### Problem to work on
Copy each line of the entries beneath that contains the word "source".

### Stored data
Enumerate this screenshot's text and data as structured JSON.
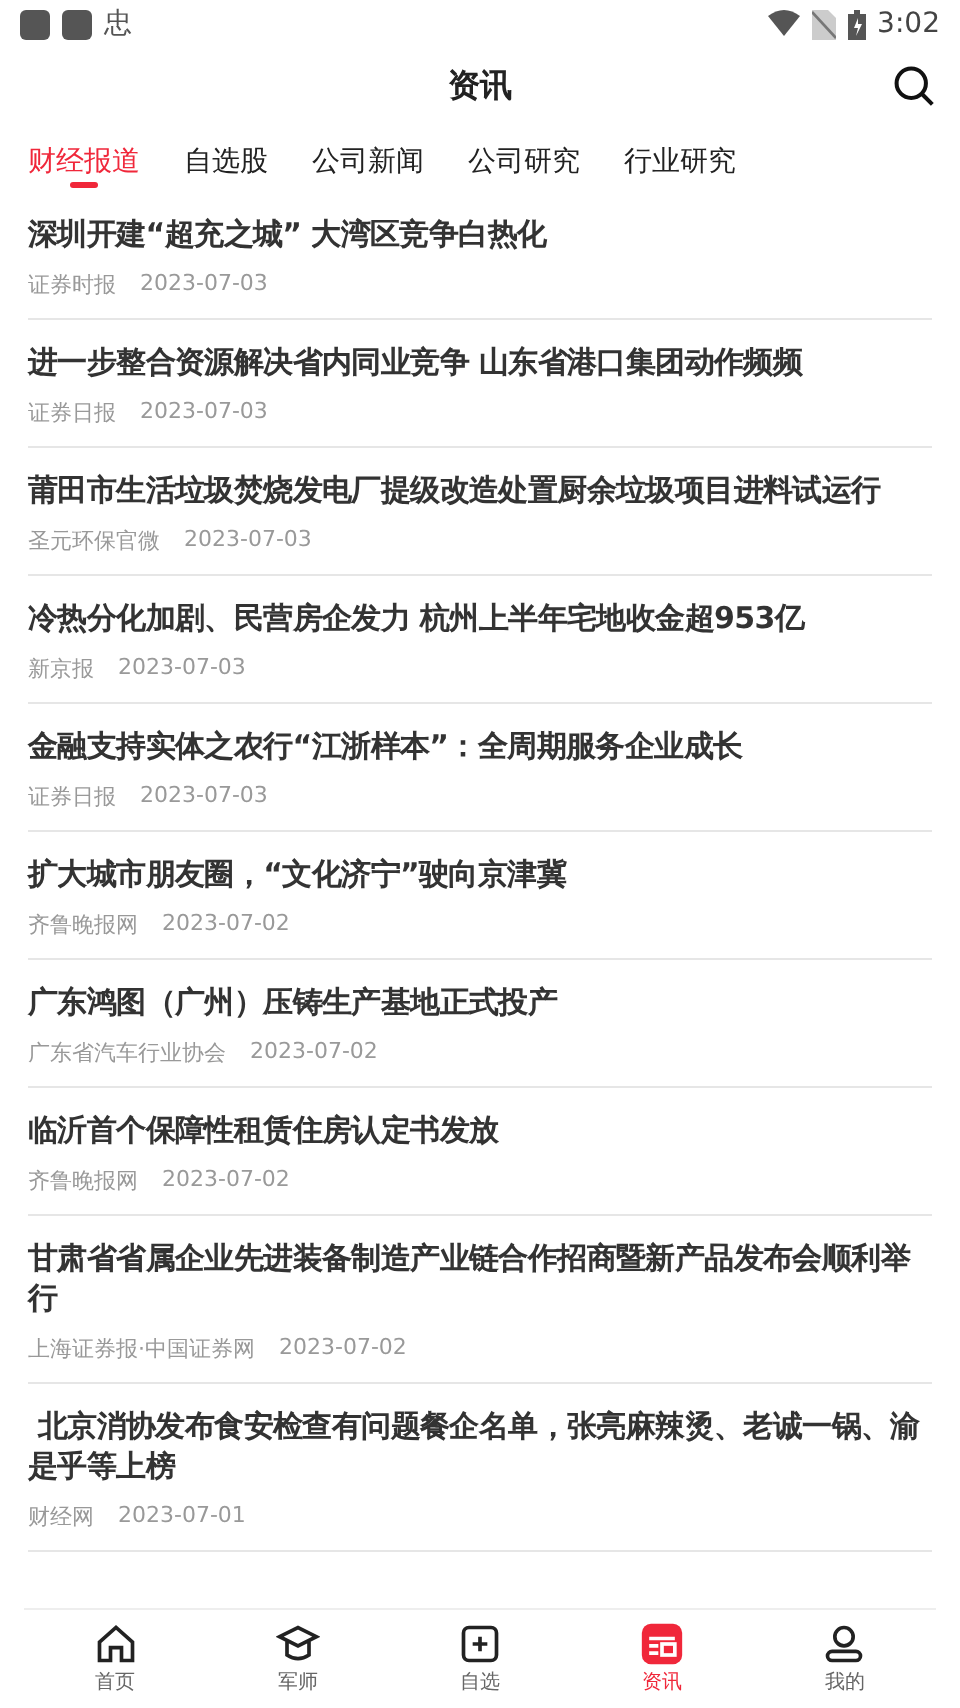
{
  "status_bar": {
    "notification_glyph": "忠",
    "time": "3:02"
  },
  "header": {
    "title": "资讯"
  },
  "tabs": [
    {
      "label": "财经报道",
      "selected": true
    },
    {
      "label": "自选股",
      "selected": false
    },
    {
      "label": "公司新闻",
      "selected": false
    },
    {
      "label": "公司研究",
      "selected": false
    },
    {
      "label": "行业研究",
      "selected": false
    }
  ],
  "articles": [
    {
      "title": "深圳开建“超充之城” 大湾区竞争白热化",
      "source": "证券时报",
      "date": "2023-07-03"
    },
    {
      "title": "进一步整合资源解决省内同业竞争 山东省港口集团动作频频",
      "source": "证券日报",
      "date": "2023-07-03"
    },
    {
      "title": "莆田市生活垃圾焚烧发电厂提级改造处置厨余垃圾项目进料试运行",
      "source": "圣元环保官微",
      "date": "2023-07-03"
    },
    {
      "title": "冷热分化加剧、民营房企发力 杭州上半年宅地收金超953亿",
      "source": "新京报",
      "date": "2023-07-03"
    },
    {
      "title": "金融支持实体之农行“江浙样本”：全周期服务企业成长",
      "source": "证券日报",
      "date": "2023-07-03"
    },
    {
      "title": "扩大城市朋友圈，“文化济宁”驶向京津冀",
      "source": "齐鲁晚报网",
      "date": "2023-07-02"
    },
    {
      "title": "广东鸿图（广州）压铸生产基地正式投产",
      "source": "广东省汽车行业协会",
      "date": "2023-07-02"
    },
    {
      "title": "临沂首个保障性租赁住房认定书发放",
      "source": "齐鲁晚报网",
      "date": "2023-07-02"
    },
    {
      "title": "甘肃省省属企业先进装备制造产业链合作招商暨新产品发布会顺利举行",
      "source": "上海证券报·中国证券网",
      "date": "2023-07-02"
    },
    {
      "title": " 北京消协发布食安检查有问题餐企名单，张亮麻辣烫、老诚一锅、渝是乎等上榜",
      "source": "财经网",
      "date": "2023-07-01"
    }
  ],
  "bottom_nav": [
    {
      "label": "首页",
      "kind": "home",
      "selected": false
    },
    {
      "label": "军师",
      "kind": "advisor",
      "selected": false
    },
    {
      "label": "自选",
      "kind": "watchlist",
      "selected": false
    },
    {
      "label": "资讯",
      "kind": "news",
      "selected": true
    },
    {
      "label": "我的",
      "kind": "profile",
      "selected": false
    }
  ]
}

### Answer to the task
      "source": "证券时报",
      "source": "证券日报",
      "source": "圣元环保官微",
      "source": "新京报",
      "source": "证券日报",
      "source": "齐鲁晚报网",
      "source": "广东省汽车行业协会",
      "source": "齐鲁晚报网",
      "source": "上海证券报·中国证券网",
      "source": "财经网",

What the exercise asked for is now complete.